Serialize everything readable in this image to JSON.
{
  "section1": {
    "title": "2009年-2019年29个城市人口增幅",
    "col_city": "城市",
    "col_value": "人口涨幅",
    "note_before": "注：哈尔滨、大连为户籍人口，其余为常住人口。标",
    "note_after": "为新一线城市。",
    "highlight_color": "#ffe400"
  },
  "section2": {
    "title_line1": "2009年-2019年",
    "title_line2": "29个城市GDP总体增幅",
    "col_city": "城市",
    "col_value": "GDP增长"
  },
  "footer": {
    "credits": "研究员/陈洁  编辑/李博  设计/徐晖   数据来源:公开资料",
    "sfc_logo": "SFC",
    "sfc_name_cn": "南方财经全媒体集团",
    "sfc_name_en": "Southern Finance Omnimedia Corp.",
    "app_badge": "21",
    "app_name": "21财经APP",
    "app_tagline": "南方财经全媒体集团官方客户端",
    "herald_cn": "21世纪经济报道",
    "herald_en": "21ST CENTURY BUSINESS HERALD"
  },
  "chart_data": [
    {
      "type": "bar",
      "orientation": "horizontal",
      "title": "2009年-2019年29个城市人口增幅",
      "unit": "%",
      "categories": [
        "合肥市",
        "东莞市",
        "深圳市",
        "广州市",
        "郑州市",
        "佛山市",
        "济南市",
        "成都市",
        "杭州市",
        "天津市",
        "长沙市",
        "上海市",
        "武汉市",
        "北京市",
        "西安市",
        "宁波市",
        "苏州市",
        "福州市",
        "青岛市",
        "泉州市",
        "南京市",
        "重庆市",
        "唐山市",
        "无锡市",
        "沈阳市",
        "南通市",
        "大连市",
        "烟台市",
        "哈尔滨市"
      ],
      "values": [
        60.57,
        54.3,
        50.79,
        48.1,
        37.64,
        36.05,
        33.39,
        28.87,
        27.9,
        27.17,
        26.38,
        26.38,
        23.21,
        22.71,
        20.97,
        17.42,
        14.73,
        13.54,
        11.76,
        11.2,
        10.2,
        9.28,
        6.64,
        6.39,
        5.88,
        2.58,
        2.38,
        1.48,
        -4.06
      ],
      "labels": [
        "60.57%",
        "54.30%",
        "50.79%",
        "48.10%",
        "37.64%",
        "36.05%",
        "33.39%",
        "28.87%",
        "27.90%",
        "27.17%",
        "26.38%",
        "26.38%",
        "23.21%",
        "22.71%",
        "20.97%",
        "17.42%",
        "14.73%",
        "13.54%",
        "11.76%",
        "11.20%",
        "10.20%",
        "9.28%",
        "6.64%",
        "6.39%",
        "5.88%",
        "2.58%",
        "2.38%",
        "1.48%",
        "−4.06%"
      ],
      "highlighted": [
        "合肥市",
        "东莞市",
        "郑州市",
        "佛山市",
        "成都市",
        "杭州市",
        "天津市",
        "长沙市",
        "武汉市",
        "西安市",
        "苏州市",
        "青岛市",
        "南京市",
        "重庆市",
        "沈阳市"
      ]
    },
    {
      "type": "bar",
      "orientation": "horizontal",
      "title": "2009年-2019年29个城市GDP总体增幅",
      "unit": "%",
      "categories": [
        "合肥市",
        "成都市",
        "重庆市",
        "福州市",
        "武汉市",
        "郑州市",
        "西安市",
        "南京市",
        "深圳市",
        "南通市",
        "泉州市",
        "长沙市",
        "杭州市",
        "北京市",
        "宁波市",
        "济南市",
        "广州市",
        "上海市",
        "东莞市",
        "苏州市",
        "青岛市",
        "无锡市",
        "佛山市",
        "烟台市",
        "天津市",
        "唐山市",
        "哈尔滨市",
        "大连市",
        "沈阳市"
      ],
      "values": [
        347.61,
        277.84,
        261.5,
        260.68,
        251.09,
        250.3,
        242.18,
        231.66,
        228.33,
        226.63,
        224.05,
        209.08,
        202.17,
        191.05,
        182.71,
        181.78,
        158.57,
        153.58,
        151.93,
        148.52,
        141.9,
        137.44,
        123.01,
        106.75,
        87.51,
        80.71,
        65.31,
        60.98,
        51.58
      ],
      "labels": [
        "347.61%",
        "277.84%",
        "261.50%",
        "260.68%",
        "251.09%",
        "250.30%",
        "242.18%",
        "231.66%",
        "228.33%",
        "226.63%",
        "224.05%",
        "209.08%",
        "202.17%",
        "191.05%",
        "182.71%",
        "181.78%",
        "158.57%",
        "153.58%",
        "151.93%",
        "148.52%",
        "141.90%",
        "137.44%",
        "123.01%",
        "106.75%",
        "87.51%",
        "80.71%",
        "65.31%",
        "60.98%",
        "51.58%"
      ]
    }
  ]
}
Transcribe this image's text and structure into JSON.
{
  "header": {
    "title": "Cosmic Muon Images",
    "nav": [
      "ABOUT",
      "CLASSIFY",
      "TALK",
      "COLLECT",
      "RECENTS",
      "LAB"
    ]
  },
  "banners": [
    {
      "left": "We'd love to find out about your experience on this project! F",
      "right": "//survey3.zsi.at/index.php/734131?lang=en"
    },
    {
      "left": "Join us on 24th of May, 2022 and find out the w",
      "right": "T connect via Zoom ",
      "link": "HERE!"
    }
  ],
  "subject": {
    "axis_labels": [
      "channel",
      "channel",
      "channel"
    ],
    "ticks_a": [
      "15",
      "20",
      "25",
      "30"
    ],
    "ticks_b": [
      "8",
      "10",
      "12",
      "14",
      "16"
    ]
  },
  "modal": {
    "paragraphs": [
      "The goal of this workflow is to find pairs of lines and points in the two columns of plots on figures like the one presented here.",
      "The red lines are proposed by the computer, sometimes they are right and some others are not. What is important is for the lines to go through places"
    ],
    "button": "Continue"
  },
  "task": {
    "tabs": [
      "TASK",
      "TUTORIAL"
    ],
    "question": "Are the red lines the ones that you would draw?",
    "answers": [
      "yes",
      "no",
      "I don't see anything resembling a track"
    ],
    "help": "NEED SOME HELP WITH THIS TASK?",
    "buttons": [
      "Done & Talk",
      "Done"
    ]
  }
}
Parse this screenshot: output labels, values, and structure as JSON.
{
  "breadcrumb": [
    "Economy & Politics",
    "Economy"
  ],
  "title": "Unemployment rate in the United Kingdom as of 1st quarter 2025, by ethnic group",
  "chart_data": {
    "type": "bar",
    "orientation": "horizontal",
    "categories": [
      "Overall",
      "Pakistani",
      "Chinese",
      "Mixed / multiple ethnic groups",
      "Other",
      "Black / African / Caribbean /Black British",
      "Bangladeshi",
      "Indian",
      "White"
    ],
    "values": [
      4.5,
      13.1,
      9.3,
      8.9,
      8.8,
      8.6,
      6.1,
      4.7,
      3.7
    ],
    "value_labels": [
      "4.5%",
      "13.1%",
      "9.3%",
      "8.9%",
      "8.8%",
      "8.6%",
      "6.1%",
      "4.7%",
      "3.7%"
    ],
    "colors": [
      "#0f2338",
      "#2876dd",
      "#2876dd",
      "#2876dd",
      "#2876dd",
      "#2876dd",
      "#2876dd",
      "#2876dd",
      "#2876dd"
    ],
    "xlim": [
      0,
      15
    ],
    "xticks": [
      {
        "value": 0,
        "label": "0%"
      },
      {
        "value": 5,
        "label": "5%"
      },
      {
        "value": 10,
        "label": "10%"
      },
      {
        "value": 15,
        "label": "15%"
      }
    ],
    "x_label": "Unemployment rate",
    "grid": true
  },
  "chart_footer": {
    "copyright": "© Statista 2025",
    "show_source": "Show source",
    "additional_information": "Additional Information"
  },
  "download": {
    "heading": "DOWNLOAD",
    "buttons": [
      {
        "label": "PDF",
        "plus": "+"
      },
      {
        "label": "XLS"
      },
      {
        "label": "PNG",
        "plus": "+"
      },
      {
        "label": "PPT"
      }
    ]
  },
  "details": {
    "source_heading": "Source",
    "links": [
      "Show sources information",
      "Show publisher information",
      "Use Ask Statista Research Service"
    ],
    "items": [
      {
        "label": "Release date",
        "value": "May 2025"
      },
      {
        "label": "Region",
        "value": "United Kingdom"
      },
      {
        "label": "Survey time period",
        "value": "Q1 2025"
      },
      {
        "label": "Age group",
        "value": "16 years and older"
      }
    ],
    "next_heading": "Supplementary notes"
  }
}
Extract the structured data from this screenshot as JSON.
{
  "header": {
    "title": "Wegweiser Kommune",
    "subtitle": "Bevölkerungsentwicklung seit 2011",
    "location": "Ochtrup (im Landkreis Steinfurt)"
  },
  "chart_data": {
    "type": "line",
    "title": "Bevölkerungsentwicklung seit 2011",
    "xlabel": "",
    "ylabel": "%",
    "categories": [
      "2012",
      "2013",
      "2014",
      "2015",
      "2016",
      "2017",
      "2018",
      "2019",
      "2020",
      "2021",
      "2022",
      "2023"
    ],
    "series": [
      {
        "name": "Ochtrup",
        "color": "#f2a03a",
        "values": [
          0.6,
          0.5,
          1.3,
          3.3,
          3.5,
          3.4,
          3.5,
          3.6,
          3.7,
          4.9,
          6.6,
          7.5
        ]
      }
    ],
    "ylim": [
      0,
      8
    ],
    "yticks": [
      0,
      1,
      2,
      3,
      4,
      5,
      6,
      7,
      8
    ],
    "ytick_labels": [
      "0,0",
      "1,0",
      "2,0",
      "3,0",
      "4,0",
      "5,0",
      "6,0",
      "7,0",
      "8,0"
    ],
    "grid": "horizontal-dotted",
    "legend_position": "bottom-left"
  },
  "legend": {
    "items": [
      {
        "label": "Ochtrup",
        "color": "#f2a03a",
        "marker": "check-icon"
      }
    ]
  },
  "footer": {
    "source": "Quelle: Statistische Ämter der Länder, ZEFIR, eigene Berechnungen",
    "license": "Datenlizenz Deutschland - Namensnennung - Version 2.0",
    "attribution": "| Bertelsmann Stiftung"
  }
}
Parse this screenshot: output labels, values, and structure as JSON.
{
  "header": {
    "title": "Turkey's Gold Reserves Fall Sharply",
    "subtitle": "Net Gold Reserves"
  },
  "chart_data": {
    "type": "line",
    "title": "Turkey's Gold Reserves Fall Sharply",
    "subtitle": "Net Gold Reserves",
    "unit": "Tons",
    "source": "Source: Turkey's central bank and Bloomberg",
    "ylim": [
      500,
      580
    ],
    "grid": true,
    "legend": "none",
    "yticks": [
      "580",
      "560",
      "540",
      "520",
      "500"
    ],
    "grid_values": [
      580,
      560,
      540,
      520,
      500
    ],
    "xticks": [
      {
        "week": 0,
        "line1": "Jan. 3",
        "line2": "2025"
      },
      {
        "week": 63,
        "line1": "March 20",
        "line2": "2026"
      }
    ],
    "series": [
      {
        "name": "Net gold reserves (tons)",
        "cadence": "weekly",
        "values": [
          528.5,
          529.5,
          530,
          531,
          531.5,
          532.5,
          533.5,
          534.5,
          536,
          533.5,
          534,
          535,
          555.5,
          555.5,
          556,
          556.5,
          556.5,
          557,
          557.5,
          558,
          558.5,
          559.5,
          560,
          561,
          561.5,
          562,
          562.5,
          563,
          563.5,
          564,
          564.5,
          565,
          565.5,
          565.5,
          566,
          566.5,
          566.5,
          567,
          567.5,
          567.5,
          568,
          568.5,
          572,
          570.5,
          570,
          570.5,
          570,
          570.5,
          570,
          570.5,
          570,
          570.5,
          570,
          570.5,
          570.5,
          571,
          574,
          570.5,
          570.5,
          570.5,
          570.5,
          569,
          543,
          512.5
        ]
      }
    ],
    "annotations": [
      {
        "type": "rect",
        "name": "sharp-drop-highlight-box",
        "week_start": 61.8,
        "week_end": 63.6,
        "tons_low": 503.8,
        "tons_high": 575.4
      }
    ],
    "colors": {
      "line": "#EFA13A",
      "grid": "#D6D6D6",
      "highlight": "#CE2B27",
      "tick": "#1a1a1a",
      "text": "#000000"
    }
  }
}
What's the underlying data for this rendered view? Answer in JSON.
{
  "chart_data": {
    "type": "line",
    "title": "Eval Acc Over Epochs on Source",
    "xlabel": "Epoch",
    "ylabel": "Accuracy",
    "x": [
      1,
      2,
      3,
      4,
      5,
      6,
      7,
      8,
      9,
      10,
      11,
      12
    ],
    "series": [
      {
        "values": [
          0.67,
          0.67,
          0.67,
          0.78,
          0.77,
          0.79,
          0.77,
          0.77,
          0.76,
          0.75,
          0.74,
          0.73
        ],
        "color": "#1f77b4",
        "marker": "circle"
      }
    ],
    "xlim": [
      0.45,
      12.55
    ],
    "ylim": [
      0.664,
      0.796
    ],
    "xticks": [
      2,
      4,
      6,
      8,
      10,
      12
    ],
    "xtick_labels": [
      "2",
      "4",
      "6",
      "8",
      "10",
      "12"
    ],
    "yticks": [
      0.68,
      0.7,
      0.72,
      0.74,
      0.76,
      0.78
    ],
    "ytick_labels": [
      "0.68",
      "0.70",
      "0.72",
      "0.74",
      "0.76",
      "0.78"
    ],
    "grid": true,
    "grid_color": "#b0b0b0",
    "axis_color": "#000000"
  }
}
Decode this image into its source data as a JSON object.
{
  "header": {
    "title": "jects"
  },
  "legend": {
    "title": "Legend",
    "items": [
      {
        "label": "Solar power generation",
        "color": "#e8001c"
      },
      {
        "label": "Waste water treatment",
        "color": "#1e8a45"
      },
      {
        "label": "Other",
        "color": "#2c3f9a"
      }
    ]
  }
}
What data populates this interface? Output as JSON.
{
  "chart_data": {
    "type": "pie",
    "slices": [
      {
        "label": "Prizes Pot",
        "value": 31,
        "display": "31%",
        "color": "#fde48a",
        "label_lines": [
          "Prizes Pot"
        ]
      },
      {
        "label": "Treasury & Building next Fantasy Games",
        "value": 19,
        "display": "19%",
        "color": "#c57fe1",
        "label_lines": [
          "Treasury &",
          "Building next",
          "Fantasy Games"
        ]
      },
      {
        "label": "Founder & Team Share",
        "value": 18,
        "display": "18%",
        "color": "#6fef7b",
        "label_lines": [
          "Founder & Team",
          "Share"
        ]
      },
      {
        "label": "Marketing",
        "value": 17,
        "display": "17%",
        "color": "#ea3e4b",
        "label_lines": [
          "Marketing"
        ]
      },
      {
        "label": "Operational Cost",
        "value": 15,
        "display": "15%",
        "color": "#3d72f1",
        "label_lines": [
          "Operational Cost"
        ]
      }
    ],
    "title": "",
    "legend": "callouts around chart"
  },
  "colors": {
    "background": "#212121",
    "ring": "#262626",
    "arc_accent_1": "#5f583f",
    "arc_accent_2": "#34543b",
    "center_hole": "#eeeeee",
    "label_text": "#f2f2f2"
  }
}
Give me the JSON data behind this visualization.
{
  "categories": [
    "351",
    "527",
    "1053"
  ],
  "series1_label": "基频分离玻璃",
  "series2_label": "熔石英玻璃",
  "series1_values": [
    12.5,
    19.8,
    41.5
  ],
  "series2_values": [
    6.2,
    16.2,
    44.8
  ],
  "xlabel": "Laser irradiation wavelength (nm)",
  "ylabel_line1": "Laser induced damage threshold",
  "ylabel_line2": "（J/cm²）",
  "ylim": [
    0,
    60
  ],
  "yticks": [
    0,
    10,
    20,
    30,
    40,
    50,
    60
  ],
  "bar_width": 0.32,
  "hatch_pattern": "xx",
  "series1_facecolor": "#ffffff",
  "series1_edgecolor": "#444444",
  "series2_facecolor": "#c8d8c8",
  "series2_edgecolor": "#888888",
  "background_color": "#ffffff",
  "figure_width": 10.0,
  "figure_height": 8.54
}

Instructions to follow |
Which lines contain "horizontal"? Copy each of them.

Expected answer |
      "orientation": "horizontal",
      "orientation": "horizontal",
    "orientation": "horizontal",
    "grid": "horizontal-dotted",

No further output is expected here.